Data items
────

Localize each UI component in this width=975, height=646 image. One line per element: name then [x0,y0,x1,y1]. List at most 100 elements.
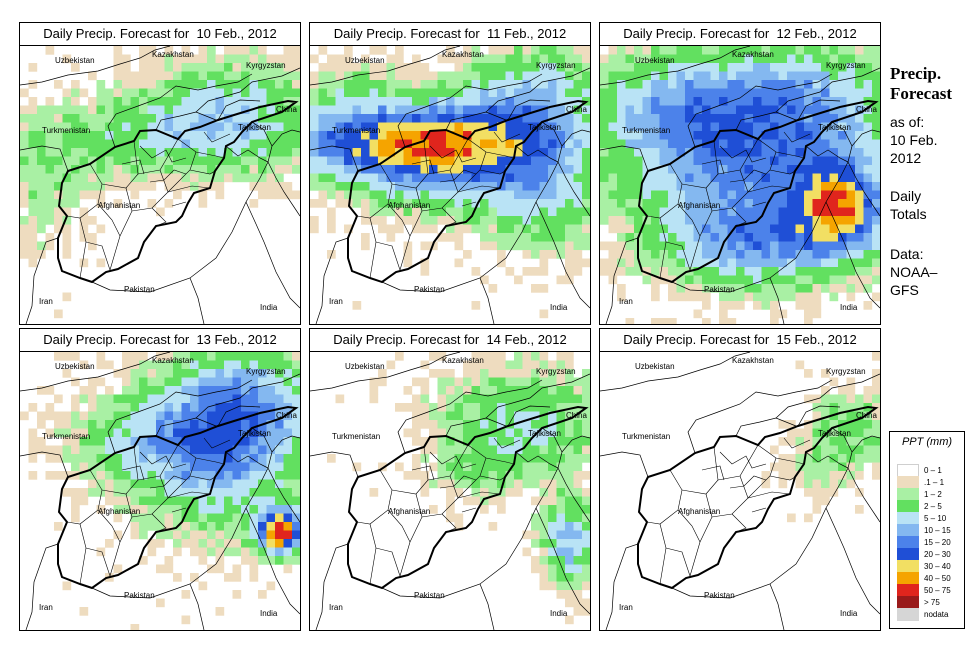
country-border [805,451,849,469]
precip-cell [395,80,404,89]
precip-cell [446,216,455,225]
precip-cell [804,63,813,72]
precip-cell [727,54,737,64]
precip-cell [582,573,590,582]
precip-cell [634,190,643,200]
precip-cell [744,241,754,251]
precip-cell [514,488,523,497]
precip-cell [147,156,157,166]
precip-cell [181,54,191,64]
precip-cell [403,199,413,208]
precip-cell [420,182,430,191]
precip-cell [702,292,711,302]
country-label-turkmenistan: Turkmenistan [42,126,90,135]
precip-cell [198,63,208,72]
precip-cell [147,46,157,55]
precip-cell [522,122,532,132]
precip-cell [804,46,813,55]
precip-cell [804,105,813,115]
precip-cell [821,156,830,166]
precip-cell [651,114,660,123]
precip-cell [795,275,805,285]
precip-cell [497,131,506,140]
precip-cell [215,454,225,463]
precip-cell [488,284,498,293]
precip-cell [829,403,839,412]
precip-cell [88,445,97,455]
precip-cell [770,97,779,106]
precip-cell [582,88,590,98]
precip-cell [429,420,438,429]
precip-cell [625,199,635,208]
precip-cell [480,275,489,285]
precip-cell [582,114,590,123]
precip-cell [275,403,284,412]
precip-cell [778,275,788,285]
precip-cell [412,182,421,191]
precip-cell [863,284,873,293]
precip-cell [198,54,208,64]
country-border [189,277,205,324]
precip-cell [514,63,523,72]
precip-cell [310,182,319,191]
precip-cell [122,462,131,472]
precip-cell [539,513,549,523]
precip-cell [88,190,97,200]
country-border [310,145,359,172]
precip-cell [378,139,387,149]
precip-cell [582,165,590,174]
precip-cell [531,454,540,463]
precip-cell [480,54,489,64]
precip-cell [651,88,660,98]
precip-cell [292,488,300,497]
precip-cell [642,122,652,132]
precip-cell [838,165,847,174]
precip-cell [130,369,140,378]
precip-cell [275,377,284,387]
precip-cell [88,420,97,429]
precip-cell [659,216,669,225]
province-border [493,131,521,143]
precip-cell [164,513,174,523]
precip-cell [471,437,481,446]
precip-cell [224,63,233,72]
precip-cell [556,581,566,591]
precip-cell [275,80,284,89]
legend-item: .1 – 1 [897,476,962,489]
precip-cell [361,80,370,89]
precip-cell [45,241,55,251]
precip-cell [753,233,762,242]
precip-cell [241,403,250,412]
precip-cell [795,224,805,234]
precip-cell [335,394,345,404]
precip-cell [727,139,737,149]
precip-cell [582,105,590,115]
precip-cell [727,275,737,285]
precip-cell [770,207,779,217]
precip-cell [181,156,191,166]
precip-cell [105,488,114,497]
precip-cell [173,80,182,89]
province-border [493,437,521,449]
precip-cell [446,114,455,123]
precip-cell [753,258,762,268]
precip-cell [761,54,771,64]
legend-swatch [897,500,919,513]
country-border [600,352,751,392]
precip-cell [855,114,864,123]
precip-cell [164,105,174,115]
precip-cell [173,573,182,582]
precip-cell [156,513,165,523]
precip-cell [539,199,549,208]
precip-cell [437,105,447,115]
precip-cell [292,547,300,557]
precip-cell [79,428,89,438]
precip-cell [795,46,805,55]
sidebar-title: Precip. Forecast [890,64,974,104]
precip-cell [275,513,284,523]
precip-cell [497,156,506,166]
precip-cell [497,471,506,480]
precip-cell [241,522,250,531]
precip-cell [122,54,131,64]
precip-cell [804,165,813,174]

────

◆ TASK OBJECTIVE
Please show each line of the records above that contains the word "border".

◆ WRITTEN SOLUTION
country-border [805,451,849,469]
country-border [189,277,205,324]
country-border [310,145,359,172]
province-border [493,131,521,143]
province-border [493,437,521,449]
country-border [600,352,751,392]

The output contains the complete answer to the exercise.